**DATA SUPPLIED:**
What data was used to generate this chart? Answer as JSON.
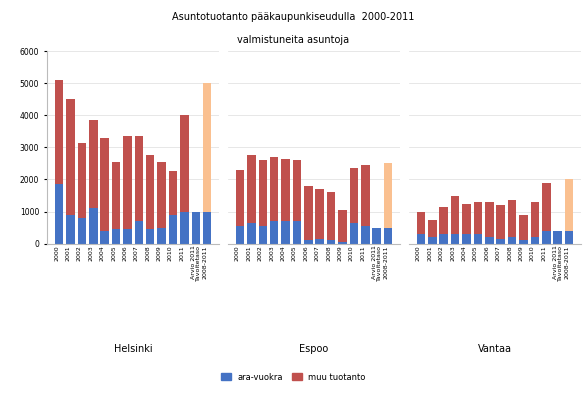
{
  "title_line1": "Asuntotuotanto pääkaupunkiseudulla  2000-2011",
  "title_line2": "valmistuneita asuntoja",
  "ylim": [
    0,
    6000
  ],
  "yticks": [
    0,
    1000,
    2000,
    3000,
    4000,
    5000,
    6000
  ],
  "legend_labels": [
    "ara-vuokra",
    "muu tuotanto"
  ],
  "legend_colors": [
    "#4472c4",
    "#c0504d"
  ],
  "target_color": "#fac090",
  "cities": [
    "Helsinki",
    "Espoo",
    "Vantaa"
  ],
  "helsinki": {
    "years": [
      "2000",
      "2001",
      "2002",
      "2003",
      "2004",
      "2005",
      "2006",
      "2007",
      "2008",
      "2009",
      "2010",
      "2011",
      "Arvio 2011",
      "Tavoitetaso\n2008-2011"
    ],
    "ara": [
      1850,
      900,
      800,
      1100,
      400,
      450,
      450,
      700,
      450,
      500,
      900,
      1000,
      1000,
      1000
    ],
    "muu": [
      3250,
      3600,
      2350,
      2750,
      2900,
      2100,
      2900,
      2650,
      2300,
      2050,
      1350,
      3000,
      0,
      4000
    ],
    "is_target": [
      0,
      0,
      0,
      0,
      0,
      0,
      0,
      0,
      0,
      0,
      0,
      0,
      1,
      1
    ]
  },
  "espoo": {
    "years": [
      "2000",
      "2001",
      "2002",
      "2003",
      "2004",
      "2005",
      "2006",
      "2007",
      "2008",
      "2009",
      "2010",
      "2011",
      "Arvio 2011",
      "Tavoitetaso\n2008-2011"
    ],
    "ara": [
      550,
      650,
      550,
      700,
      700,
      700,
      100,
      150,
      100,
      50,
      650,
      550,
      500,
      500
    ],
    "muu": [
      1750,
      2100,
      2050,
      2000,
      1950,
      1900,
      1700,
      1550,
      1500,
      1000,
      1700,
      1900,
      0,
      2000
    ],
    "is_target": [
      0,
      0,
      0,
      0,
      0,
      0,
      0,
      0,
      0,
      0,
      0,
      0,
      1,
      1
    ]
  },
  "vantaa": {
    "years": [
      "2000",
      "2001",
      "2002",
      "2003",
      "2004",
      "2005",
      "2006",
      "2007",
      "2008",
      "2009",
      "2010",
      "2011",
      "Arvio 2011",
      "Tavoitetaso\n2008-2011"
    ],
    "ara": [
      300,
      200,
      300,
      300,
      300,
      300,
      200,
      150,
      200,
      100,
      200,
      400,
      400,
      400
    ],
    "muu": [
      700,
      550,
      850,
      1200,
      950,
      1000,
      1100,
      1050,
      1150,
      800,
      1100,
      1500,
      0,
      1600
    ],
    "is_target": [
      0,
      0,
      0,
      0,
      0,
      0,
      0,
      0,
      0,
      0,
      0,
      0,
      1,
      1
    ]
  }
}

**YOUR GOAL:**
Leave the pictures out, and transcribe each of the records exactly.

**THE SOLUTION:**
What data was used to generate this chart? Answer as JSON.
{
  "title_line1": "Asuntotuotanto pääkaupunkiseudulla  2000-2011",
  "title_line2": "valmistuneita asuntoja",
  "ylim": [
    0,
    6000
  ],
  "yticks": [
    0,
    1000,
    2000,
    3000,
    4000,
    5000,
    6000
  ],
  "legend_labels": [
    "ara-vuokra",
    "muu tuotanto"
  ],
  "legend_colors": [
    "#4472c4",
    "#c0504d"
  ],
  "target_color": "#fac090",
  "cities": [
    "Helsinki",
    "Espoo",
    "Vantaa"
  ],
  "helsinki": {
    "years": [
      "2000",
      "2001",
      "2002",
      "2003",
      "2004",
      "2005",
      "2006",
      "2007",
      "2008",
      "2009",
      "2010",
      "2011",
      "Arvio 2011",
      "Tavoitetaso\n2008-2011"
    ],
    "ara": [
      1850,
      900,
      800,
      1100,
      400,
      450,
      450,
      700,
      450,
      500,
      900,
      1000,
      1000,
      1000
    ],
    "muu": [
      3250,
      3600,
      2350,
      2750,
      2900,
      2100,
      2900,
      2650,
      2300,
      2050,
      1350,
      3000,
      0,
      4000
    ],
    "is_target": [
      0,
      0,
      0,
      0,
      0,
      0,
      0,
      0,
      0,
      0,
      0,
      0,
      1,
      1
    ]
  },
  "espoo": {
    "years": [
      "2000",
      "2001",
      "2002",
      "2003",
      "2004",
      "2005",
      "2006",
      "2007",
      "2008",
      "2009",
      "2010",
      "2011",
      "Arvio 2011",
      "Tavoitetaso\n2008-2011"
    ],
    "ara": [
      550,
      650,
      550,
      700,
      700,
      700,
      100,
      150,
      100,
      50,
      650,
      550,
      500,
      500
    ],
    "muu": [
      1750,
      2100,
      2050,
      2000,
      1950,
      1900,
      1700,
      1550,
      1500,
      1000,
      1700,
      1900,
      0,
      2000
    ],
    "is_target": [
      0,
      0,
      0,
      0,
      0,
      0,
      0,
      0,
      0,
      0,
      0,
      0,
      1,
      1
    ]
  },
  "vantaa": {
    "years": [
      "2000",
      "2001",
      "2002",
      "2003",
      "2004",
      "2005",
      "2006",
      "2007",
      "2008",
      "2009",
      "2010",
      "2011",
      "Arvio 2011",
      "Tavoitetaso\n2008-2011"
    ],
    "ara": [
      300,
      200,
      300,
      300,
      300,
      300,
      200,
      150,
      200,
      100,
      200,
      400,
      400,
      400
    ],
    "muu": [
      700,
      550,
      850,
      1200,
      950,
      1000,
      1100,
      1050,
      1150,
      800,
      1100,
      1500,
      0,
      1600
    ],
    "is_target": [
      0,
      0,
      0,
      0,
      0,
      0,
      0,
      0,
      0,
      0,
      0,
      0,
      1,
      1
    ]
  }
}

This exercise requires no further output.